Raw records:
-- BEGIN --

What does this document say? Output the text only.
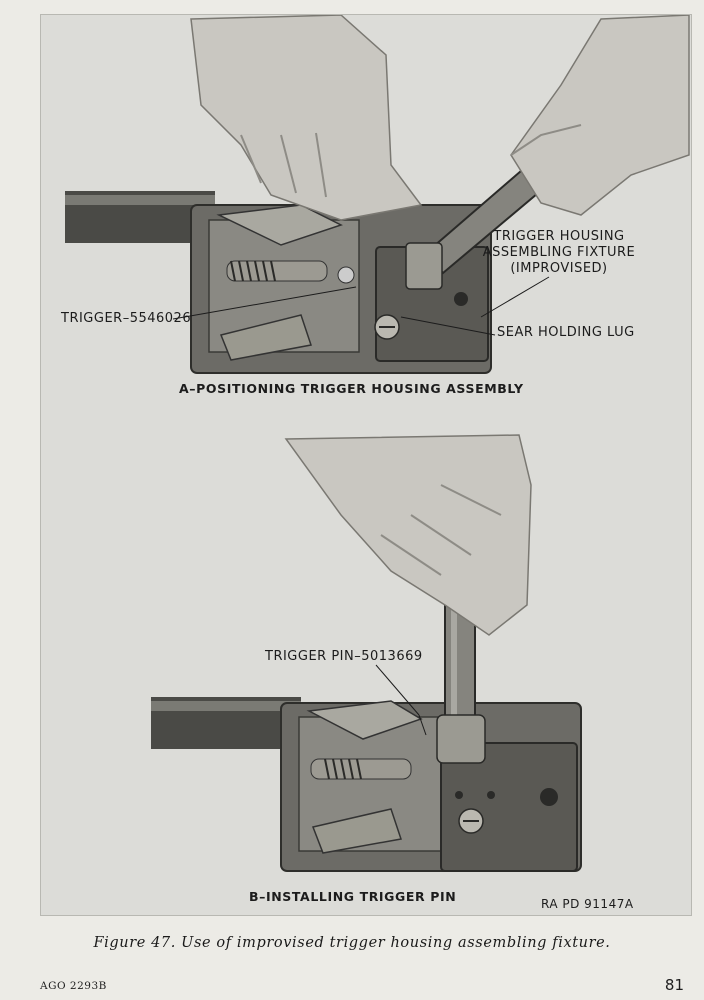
TRIGGER HOUSING
ASSEMBLING FIXTURE
(IMPROVISED)
TRIGGER–5546026
SEAR HOLDING LUG
A–POSITIONING TRIGGER HOUSING ASSEMBLY
TRIGGER PIN–5013669
B–INSTALLING TRIGGER PIN	RA PD 91147A
Figure 47. Use of improvised trigger housing assembling fixture.
AGO 2293B	81
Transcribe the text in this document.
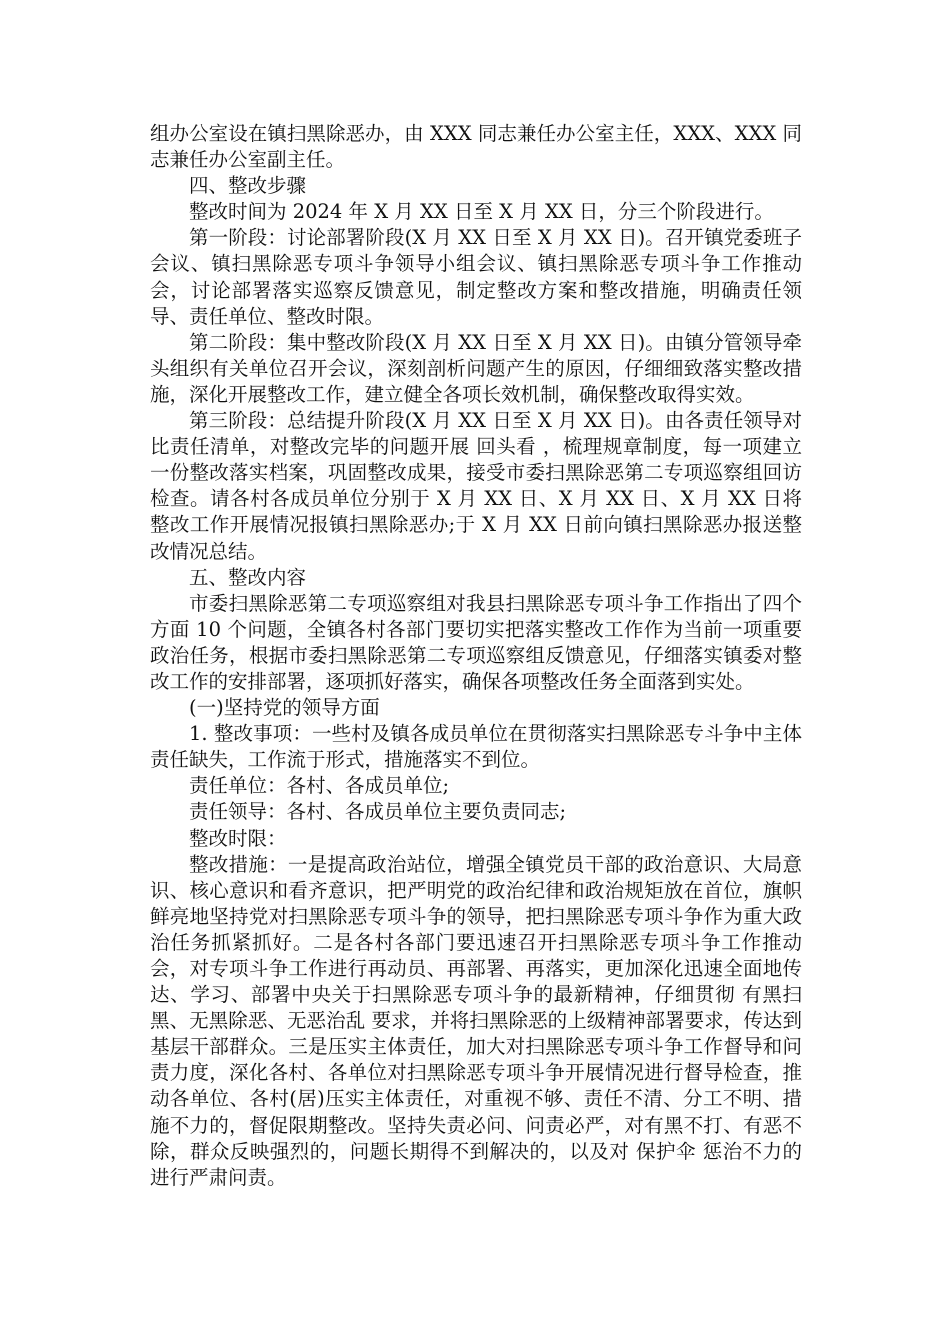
组办公室设在镇扫黑除恶办，由 XXX 同志兼任办公室主任，XXX、XXX 同志兼任办公室副主任。

四、整改步骤

整改时间为 2024 年 X 月 XX 日至 X 月 XX 日，分三个阶段进行。

第一阶段：讨论部署阶段(X 月 XX 日至 X 月 XX 日)。召开镇党委班子会议、镇扫黑除恶专项斗争领导小组会议、镇扫黑除恶专项斗争工作推动会，讨论部署落实巡察反馈意见，制定整改方案和整改措施，明确责任领导、责任单位、整改时限。

第二阶段：集中整改阶段(X 月 XX 日至 X 月 XX 日)。由镇分管领导牵头组织有关单位召开会议，深刻剖析问题产生的原因，仔细细致落实整改措施，深化开展整改工作，建立健全各项长效机制，确保整改取得实效。

第三阶段：总结提升阶段(X 月 XX 日至 X 月 XX 日)。由各责任领导对比责任清单，对整改完毕的问题开展 回头看 ，梳理规章制度，每一项建立一份整改落实档案，巩固整改成果，接受市委扫黑除恶第二专项巡察组回访检查。请各村各成员单位分别于 X 月 XX 日、X 月 XX 日、X 月 XX 日将整改工作开展情况报镇扫黑除恶办;于 X 月 XX 日前向镇扫黑除恶办报送整改情况总结。

五、整改内容

市委扫黑除恶第二专项巡察组对我县扫黑除恶专项斗争工作指出了四个方面 10 个问题，全镇各村各部门要切实把落实整改工作作为当前一项重要政治任务，根据市委扫黑除恶第二专项巡察组反馈意见，仔细落实镇委对整改工作的安排部署，逐项抓好落实，确保各项整改任务全面落到实处。

(一)坚持党的领导方面

1. 整改事项：一些村及镇各成员单位在贯彻落实扫黑除恶专斗争中主体责任缺失，工作流于形式，措施落实不到位。

责任单位：各村、各成员单位;

责任领导：各村、各成员单位主要负责同志;

整改时限：

整改措施：一是提高政治站位，增强全镇党员干部的政治意识、大局意识、核心意识和看齐意识，把严明党的政治纪律和政治规矩放在首位，旗帜鲜亮地坚持党对扫黑除恶专项斗争的领导，把扫黑除恶专项斗争作为重大政治任务抓紧抓好。二是各村各部门要迅速召开扫黑除恶专项斗争工作推动会，对专项斗争工作进行再动员、再部署、再落实，更加深化迅速全面地传达、学习、部署中央关于扫黑除恶专项斗争的最新精神，仔细贯彻 有黑扫黑、无黑除恶、无恶治乱 要求，并将扫黑除恶的上级精神部署要求，传达到基层干部群众。三是压实主体责任，加大对扫黑除恶专项斗争工作督导和问责力度，深化各村、各单位对扫黑除恶专项斗争开展情况进行督导检查，推动各单位、各村(居)压实主体责任，对重视不够、责任不清、分工不明、措施不力的，督促限期整改。坚持失责必问、问责必严，对有黑不打、有恶不除，群众反映强烈的，问题长期得不到解决的，以及对 保护伞 惩治不力的进行严肃问责。
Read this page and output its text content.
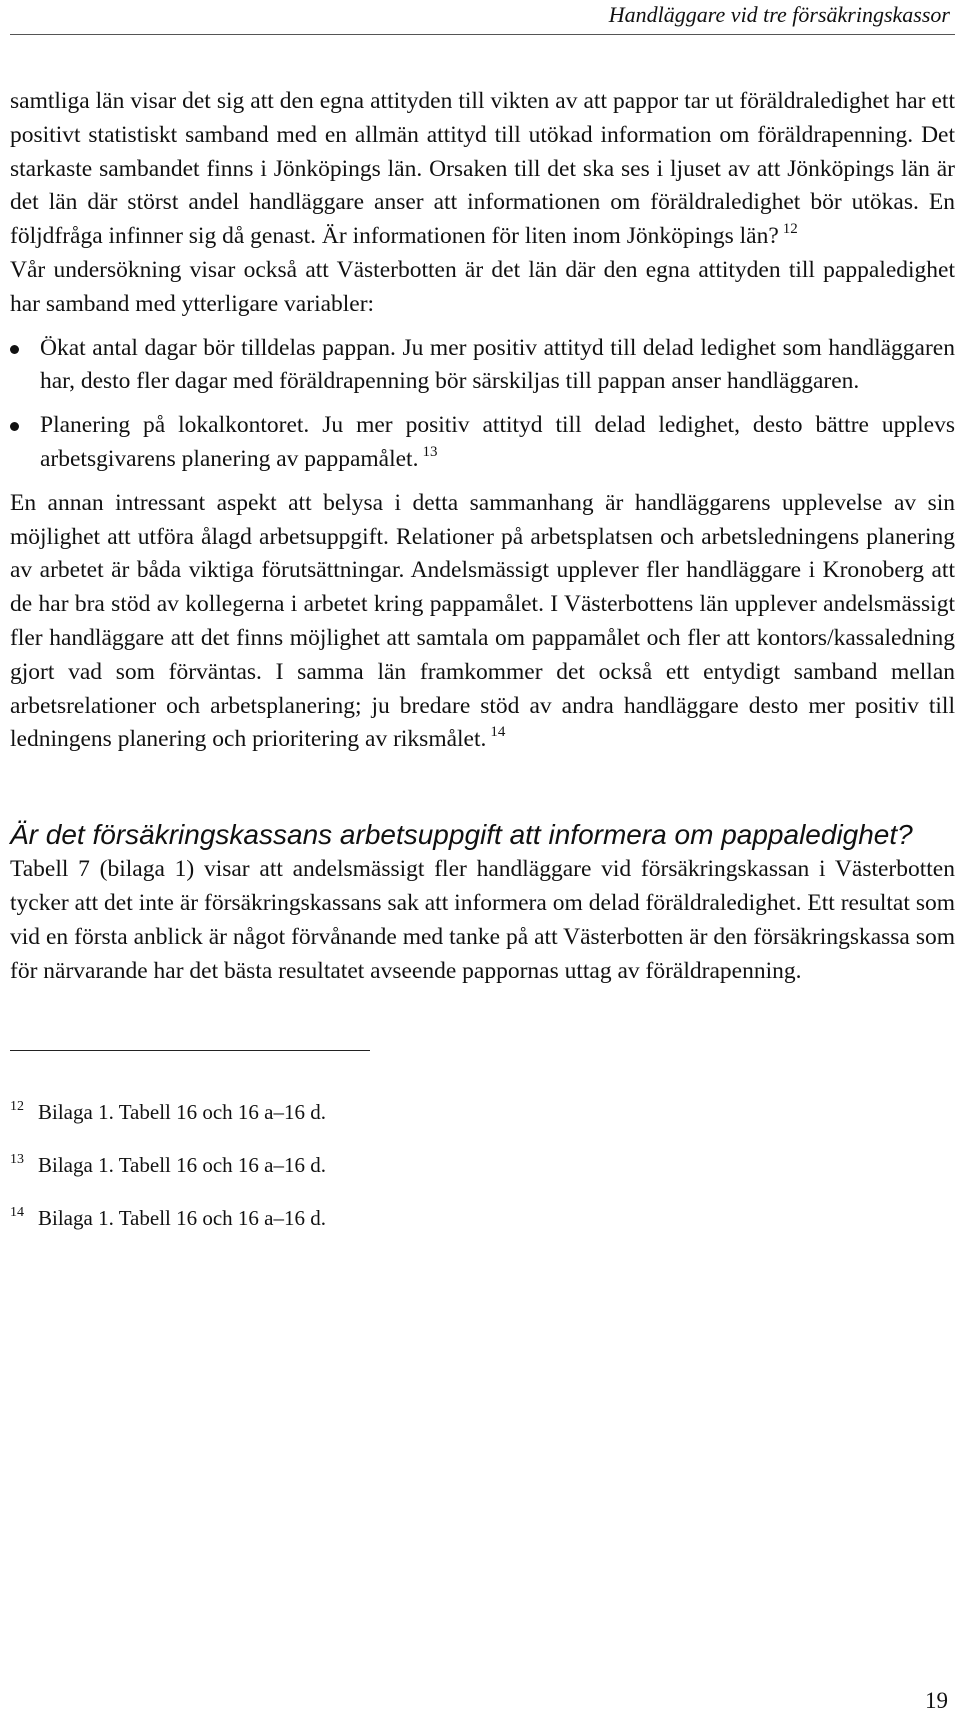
Handläggare vid tre försäkringskassor

samtliga län visar det sig att den egna attityden till vikten av att pappor tar ut föräldraledighet har ett positivt statistiskt samband med en allmän attityd till utökad information om föräldrapenning. Det starkaste sambandet finns i Jönköpings län. Orsaken till det ska ses i ljuset av att Jönköpings län är det län där störst andel handläggare anser att informationen om föräldraledighet bör utökas. En följdfråga infinner sig då genast. Är informationen för liten inom Jönköpings län? $^{12}$

Vår undersökning visar också att Västerbotten är det län där den egna attityden till pappaledighet har samband med ytterligare variabler:

Ökat antal dagar bör tilldelas pappan. Ju mer positiv attityd till delad ledighet som handläggaren har, desto fler dagar med föräldrapenning bör särskiljas till pappan anser handläggaren.
Planering på lokalkontoret. Ju mer positiv attityd till delad ledighet, desto bättre upplevs arbetsgivarens planering av pappamålet. $^{13}$

En annan intressant aspekt att belysa i detta sammanhang är handläggarens upplevelse av sin möjlighet att utföra ålagd arbetsuppgift. Relationer på arbetsplatsen och arbetsledningens planering av arbetet är båda viktiga förutsättningar. Andelsmässigt upplever fler handläggare i Kronoberg att de har bra stöd av kollegerna i arbetet kring pappamålet. I Västerbottens län upplever andelsmässigt fler handläggare att det finns möjlighet att samtala om pappamålet och fler att kontors/kassaledning gjort vad som förväntas. I samma län framkommer det också ett entydigt samband mellan arbetsrelationer och arbetsplanering; ju bredare stöd av andra handläggare desto mer positiv till ledningens planering och prioritering av riksmålet. $^{14}$

Är det försäkringskassans arbetsuppgift att informera om pappaledighet?

Tabell 7 (bilaga 1) visar att andelsmässigt fler handläggare vid försäkringskassan i Västerbotten tycker att det inte är försäkringskassans sak att informera om delad föräldraledighet. Ett resultat som vid en första anblick är något förvånande med tanke på att Västerbotten är den försäkringskassa som för närvarande har det bästa resultatet avseende pappornas uttag av föräldrapenning.

12 Bilaga 1. Tabell 16 och 16 a–16 d.
13 Bilaga 1. Tabell 16 och 16 a–16 d.
14 Bilaga 1. Tabell 16 och 16 a–16 d.
19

-- END --

▸ Problem statement: Note each line of the entries that has "pappamålet" in it, and copy those lines.

▸ Result of this task:
Planering på lokalkontoret. Ju mer positiv attityd till delad ledighet, desto bättre upplevs arbetsgivarens planering av pappamålet. $^{13}$
En annan intressant aspekt att belysa i detta sammanhang är handläggarens upplevelse av sin möjlighet att utföra ålagd arbetsuppgift. Relationer på arbetsplatsen och arbetsledningens planering av arbetet är båda viktiga förutsättningar. Andelsmässigt upplever fler handläggare i Kronoberg att de har bra stöd av kollegerna i arbetet kring pappamålet. I Västerbottens län upplever andelsmässigt fler handläggare att det finns möjlighet att samtala om pappamålet och fler att kontors/kassaledning gjort vad som förväntas. I samma län framkommer det också ett entydigt samband mellan arbetsrelationer och arbetsplanering; ju bredare stöd av andra handläggare desto mer positiv till ledningens planering och prioritering av riksmålet. $^{14}$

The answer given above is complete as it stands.